## Exercise aim:
Output each line exactly as it appears, skipping any embedded picture.

(Extracted data entries)

================================

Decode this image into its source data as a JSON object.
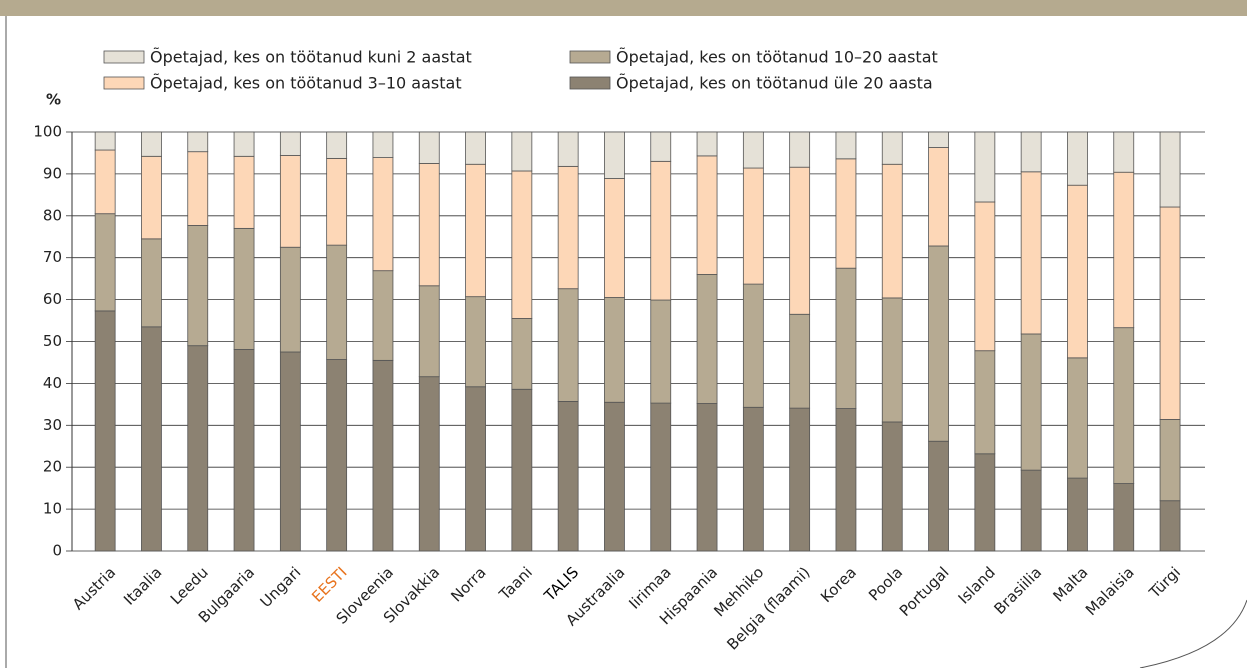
{
  "chart_data": {
    "type": "stacked_bar",
    "y_label": "%",
    "categories": [
      "Austria",
      "Itaalia",
      "Leedu",
      "Bulgaaria",
      "Ungari",
      "EESTI",
      "Sloveenia",
      "Slovakkia",
      "Norra",
      "Taani",
      "TALIS",
      "Austraalia",
      "Iirimaa",
      "Hispaania",
      "Mehhiko",
      "Belgia (flaami)",
      "Korea",
      "Poola",
      "Portugal",
      "Island",
      "Brasiilia",
      "Malta",
      "Malaisia",
      "Türgi"
    ],
    "category_colors": [
      "#222",
      "#222",
      "#222",
      "#222",
      "#222",
      "#e8731e",
      "#222",
      "#222",
      "#222",
      "#222",
      "#000",
      "#222",
      "#222",
      "#222",
      "#222",
      "#222",
      "#222",
      "#222",
      "#222",
      "#222",
      "#222",
      "#222",
      "#222",
      "#222"
    ],
    "series": [
      {
        "name": "Õpetajad, kes on töötanud üle 20 aasta",
        "color": "#8c8272",
        "values": [
          57.3,
          53.5,
          49.0,
          48.1,
          47.5,
          45.7,
          45.5,
          41.6,
          39.2,
          38.6,
          35.7,
          35.5,
          35.3,
          35.2,
          34.3,
          34.1,
          34.0,
          30.8,
          26.2,
          23.2,
          19.3,
          17.4,
          16.1,
          12.0
        ]
      },
      {
        "name": "Õpetajad, kes on töötanud 10–20 aastat",
        "color": "#b6aa92",
        "values": [
          23.2,
          21.0,
          28.7,
          28.9,
          25.0,
          27.3,
          21.4,
          21.7,
          21.5,
          16.9,
          26.9,
          25.0,
          24.6,
          30.8,
          29.4,
          22.4,
          33.5,
          29.6,
          46.6,
          24.6,
          32.5,
          28.7,
          37.2,
          19.4
        ]
      },
      {
        "name": "Õpetajad, kes on töötanud 3–10 aastat",
        "color": "#fdd7b7",
        "values": [
          15.2,
          19.7,
          17.6,
          17.2,
          21.9,
          20.7,
          27.0,
          29.2,
          31.6,
          35.2,
          29.2,
          28.4,
          33.1,
          28.3,
          27.7,
          35.1,
          26.1,
          31.9,
          23.5,
          35.5,
          38.7,
          41.2,
          37.1,
          50.7
        ]
      },
      {
        "name": "Õpetajad, kes on töötanud kuni 2 aastat",
        "color": "#e5e1d7",
        "values": [
          4.3,
          5.8,
          4.7,
          5.8,
          5.6,
          6.3,
          6.1,
          7.5,
          7.7,
          9.3,
          8.2,
          11.1,
          7.0,
          5.7,
          8.6,
          8.4,
          6.4,
          7.7,
          3.7,
          16.7,
          9.5,
          12.7,
          9.6,
          17.9
        ]
      }
    ],
    "ylim": [
      0,
      100
    ],
    "yticks": [
      0,
      10,
      20,
      30,
      40,
      50,
      60,
      70,
      80,
      90,
      100
    ],
    "grid": true
  }
}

================================

## Task result:
Decode this image into its source data as a JSON object.
{
  "chart_data": {
    "type": "stacked_bar",
    "y_label": "%",
    "categories": [
      "Austria",
      "Itaalia",
      "Leedu",
      "Bulgaaria",
      "Ungari",
      "EESTI",
      "Sloveenia",
      "Slovakkia",
      "Norra",
      "Taani",
      "TALIS",
      "Austraalia",
      "Iirimaa",
      "Hispaania",
      "Mehhiko",
      "Belgia (flaami)",
      "Korea",
      "Poola",
      "Portugal",
      "Island",
      "Brasiilia",
      "Malta",
      "Malaisia",
      "Türgi"
    ],
    "category_colors": [
      "#222",
      "#222",
      "#222",
      "#222",
      "#222",
      "#e8731e",
      "#222",
      "#222",
      "#222",
      "#222",
      "#000",
      "#222",
      "#222",
      "#222",
      "#222",
      "#222",
      "#222",
      "#222",
      "#222",
      "#222",
      "#222",
      "#222",
      "#222",
      "#222"
    ],
    "series": [
      {
        "name": "Õpetajad, kes on töötanud üle 20 aasta",
        "color": "#8c8272",
        "values": [
          57.3,
          53.5,
          49.0,
          48.1,
          47.5,
          45.7,
          45.5,
          41.6,
          39.2,
          38.6,
          35.7,
          35.5,
          35.3,
          35.2,
          34.3,
          34.1,
          34.0,
          30.8,
          26.2,
          23.2,
          19.3,
          17.4,
          16.1,
          12.0
        ]
      },
      {
        "name": "Õpetajad, kes on töötanud 10–20 aastat",
        "color": "#b6aa92",
        "values": [
          23.2,
          21.0,
          28.7,
          28.9,
          25.0,
          27.3,
          21.4,
          21.7,
          21.5,
          16.9,
          26.9,
          25.0,
          24.6,
          30.8,
          29.4,
          22.4,
          33.5,
          29.6,
          46.6,
          24.6,
          32.5,
          28.7,
          37.2,
          19.4
        ]
      },
      {
        "name": "Õpetajad, kes on töötanud 3–10 aastat",
        "color": "#fdd7b7",
        "values": [
          15.2,
          19.7,
          17.6,
          17.2,
          21.9,
          20.7,
          27.0,
          29.2,
          31.6,
          35.2,
          29.2,
          28.4,
          33.1,
          28.3,
          27.7,
          35.1,
          26.1,
          31.9,
          23.5,
          35.5,
          38.7,
          41.2,
          37.1,
          50.7
        ]
      },
      {
        "name": "Õpetajad, kes on töötanud kuni 2 aastat",
        "color": "#e5e1d7",
        "values": [
          4.3,
          5.8,
          4.7,
          5.8,
          5.6,
          6.3,
          6.1,
          7.5,
          7.7,
          9.3,
          8.2,
          11.1,
          7.0,
          5.7,
          8.6,
          8.4,
          6.4,
          7.7,
          3.7,
          16.7,
          9.5,
          12.7,
          9.6,
          17.9
        ]
      }
    ],
    "ylim": [
      0,
      100
    ],
    "yticks": [
      0,
      10,
      20,
      30,
      40,
      50,
      60,
      70,
      80,
      90,
      100
    ],
    "grid": true
  }
}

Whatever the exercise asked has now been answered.